> **Exercise aim**: Retype all the records with nothing changed.

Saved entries
↓

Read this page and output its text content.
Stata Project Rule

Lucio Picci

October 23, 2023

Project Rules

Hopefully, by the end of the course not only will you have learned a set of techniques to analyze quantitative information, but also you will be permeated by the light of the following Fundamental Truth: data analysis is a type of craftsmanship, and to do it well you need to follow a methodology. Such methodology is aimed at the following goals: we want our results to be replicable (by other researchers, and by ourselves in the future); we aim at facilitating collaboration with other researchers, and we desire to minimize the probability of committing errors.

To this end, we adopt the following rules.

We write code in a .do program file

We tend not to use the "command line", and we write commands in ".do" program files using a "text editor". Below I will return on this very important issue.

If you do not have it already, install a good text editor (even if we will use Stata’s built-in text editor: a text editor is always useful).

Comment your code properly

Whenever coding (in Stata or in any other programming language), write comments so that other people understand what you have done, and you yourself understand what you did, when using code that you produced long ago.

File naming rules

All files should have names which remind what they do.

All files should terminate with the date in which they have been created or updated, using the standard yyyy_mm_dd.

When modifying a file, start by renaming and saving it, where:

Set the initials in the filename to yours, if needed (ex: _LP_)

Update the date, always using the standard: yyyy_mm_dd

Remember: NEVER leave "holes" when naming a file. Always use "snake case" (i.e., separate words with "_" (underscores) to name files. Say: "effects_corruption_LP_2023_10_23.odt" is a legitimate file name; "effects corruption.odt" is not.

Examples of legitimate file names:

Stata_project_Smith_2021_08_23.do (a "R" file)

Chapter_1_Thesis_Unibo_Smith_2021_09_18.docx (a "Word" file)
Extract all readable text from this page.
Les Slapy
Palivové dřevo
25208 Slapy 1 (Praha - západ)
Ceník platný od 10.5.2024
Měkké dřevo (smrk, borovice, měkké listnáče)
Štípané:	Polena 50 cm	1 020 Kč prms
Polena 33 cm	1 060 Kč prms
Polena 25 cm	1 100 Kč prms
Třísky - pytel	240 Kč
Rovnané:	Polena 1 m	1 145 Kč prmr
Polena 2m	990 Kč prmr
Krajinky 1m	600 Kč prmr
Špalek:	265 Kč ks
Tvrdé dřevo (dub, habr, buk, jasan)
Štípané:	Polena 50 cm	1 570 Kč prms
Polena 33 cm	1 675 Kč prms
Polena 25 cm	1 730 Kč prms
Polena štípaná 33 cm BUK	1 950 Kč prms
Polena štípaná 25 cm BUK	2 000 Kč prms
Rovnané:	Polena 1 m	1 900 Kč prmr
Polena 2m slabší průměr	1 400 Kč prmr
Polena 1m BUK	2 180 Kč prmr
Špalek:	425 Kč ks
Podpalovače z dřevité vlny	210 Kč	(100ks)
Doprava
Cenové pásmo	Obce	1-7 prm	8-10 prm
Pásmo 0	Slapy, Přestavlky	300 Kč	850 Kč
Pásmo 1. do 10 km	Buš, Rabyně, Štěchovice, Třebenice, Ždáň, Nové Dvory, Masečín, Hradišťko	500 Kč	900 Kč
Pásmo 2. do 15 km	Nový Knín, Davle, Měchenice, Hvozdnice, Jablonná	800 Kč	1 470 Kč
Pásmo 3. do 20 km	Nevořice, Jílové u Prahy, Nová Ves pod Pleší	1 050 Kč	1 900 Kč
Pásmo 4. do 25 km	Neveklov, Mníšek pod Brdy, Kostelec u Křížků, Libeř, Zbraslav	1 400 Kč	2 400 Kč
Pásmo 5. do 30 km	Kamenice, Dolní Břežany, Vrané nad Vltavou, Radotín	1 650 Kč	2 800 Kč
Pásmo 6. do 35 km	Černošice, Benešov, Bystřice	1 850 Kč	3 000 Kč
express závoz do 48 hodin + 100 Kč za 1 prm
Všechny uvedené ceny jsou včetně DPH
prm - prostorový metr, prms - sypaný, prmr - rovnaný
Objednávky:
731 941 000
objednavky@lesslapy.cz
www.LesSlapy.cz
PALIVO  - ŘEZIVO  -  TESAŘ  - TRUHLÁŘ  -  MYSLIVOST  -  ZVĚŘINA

↑

> **Solution to this task**:
Read this page and output its text content.
Stata Project Rule

Lucio Picci

October 23, 2023

Project Rules

Hopefully, by the end of the course not only will you have learned a set of techniques to analyze quantitative information, but also you will be permeated by the light of the following Fundamental Truth: data analysis is a type of craftsmanship, and to do it well you need to follow a methodology. Such methodology is aimed at the following goals: we want our results to be replicable (by other researchers, and by ourselves in the future); we aim at facilitating collaboration with other researchers, and we desire to minimize the probability of committing errors.

To this end, we adopt the following rules.

We write code in a .do program file

We tend not to use the "command line", and we write commands in ".do" program files using a "text editor". Below I will return on this very important issue.

If you do not have it already, install a good text editor (even if we will use Stata’s built-in text editor: a text editor is always useful).

Comment your code properly

Whenever coding (in Stata or in any other programming language), write comments so that other people understand what you have done, and you yourself understand what you did, when using code that you produced long ago.

File naming rules

All files should have names which remind what they do.

All files should terminate with the date in which they have been created or updated, using the standard yyyy_mm_dd.

When modifying a file, start by renaming and saving it, where:

Set the initials in the filename to yours, if needed (ex: _LP_)

Update the date, always using the standard: yyyy_mm_dd

Remember: NEVER leave "holes" when naming a file. Always use "snake case" (i.e., separate words with "_" (underscores) to name files. Say: "effects_corruption_LP_2023_10_23.odt" is a legitimate file name; "effects corruption.odt" is not.

Examples of legitimate file names:

Stata_project_Smith_2021_08_23.do (a "R" file)

Chapter_1_Thesis_Unibo_Smith_2021_09_18.docx (a "Word" file)
Extract all readable text from this page.
Les Slapy
Palivové dřevo
25208 Slapy 1 (Praha - západ)
Ceník platný od 10.5.2024
Měkké dřevo (smrk, borovice, měkké listnáče)
Štípané:	Polena 50 cm	1 020 Kč prms
Polena 33 cm	1 060 Kč prms
Polena 25 cm	1 100 Kč prms
Třísky - pytel	240 Kč
Rovnané:	Polena 1 m	1 145 Kč prmr
Polena 2m	990 Kč prmr
Krajinky 1m	600 Kč prmr
Špalek:	265 Kč ks
Tvrdé dřevo (dub, habr, buk, jasan)
Štípané:	Polena 50 cm	1 570 Kč prms
Polena 33 cm	1 675 Kč prms
Polena 25 cm	1 730 Kč prms
Polena štípaná 33 cm BUK	1 950 Kč prms
Polena štípaná 25 cm BUK	2 000 Kč prms
Rovnané:	Polena 1 m	1 900 Kč prmr
Polena 2m slabší průměr	1 400 Kč prmr
Polena 1m BUK	2 180 Kč prmr
Špalek:	425 Kč ks
Podpalovače z dřevité vlny	210 Kč	(100ks)
Doprava
Cenové pásmo	Obce	1-7 prm	8-10 prm
Pásmo 0	Slapy, Přestavlky	300 Kč	850 Kč
Pásmo 1. do 10 km	Buš, Rabyně, Štěchovice, Třebenice, Ždáň, Nové Dvory, Masečín, Hradišťko	500 Kč	900 Kč
Pásmo 2. do 15 km	Nový Knín, Davle, Měchenice, Hvozdnice, Jablonná	800 Kč	1 470 Kč
Pásmo 3. do 20 km	Nevořice, Jílové u Prahy, Nová Ves pod Pleší	1 050 Kč	1 900 Kč
Pásmo 4. do 25 km	Neveklov, Mníšek pod Brdy, Kostelec u Křížků, Libeř, Zbraslav	1 400 Kč	2 400 Kč
Pásmo 5. do 30 km	Kamenice, Dolní Břežany, Vrané nad Vltavou, Radotín	1 650 Kč	2 800 Kč
Pásmo 6. do 35 km	Černošice, Benešov, Bystřice	1 850 Kč	3 000 Kč
express závoz do 48 hodin + 100 Kč za 1 prm
Všechny uvedené ceny jsou včetně DPH
prm - prostorový metr, prms - sypaný, prmr - rovnaný
Objednávky:
731 941 000
objednavky@lesslapy.cz
www.LesSlapy.cz
PALIVO  - ŘEZIVO  -  TESAŘ  - TRUHLÁŘ  -  MYSLIVOST  -  ZVĚŘINA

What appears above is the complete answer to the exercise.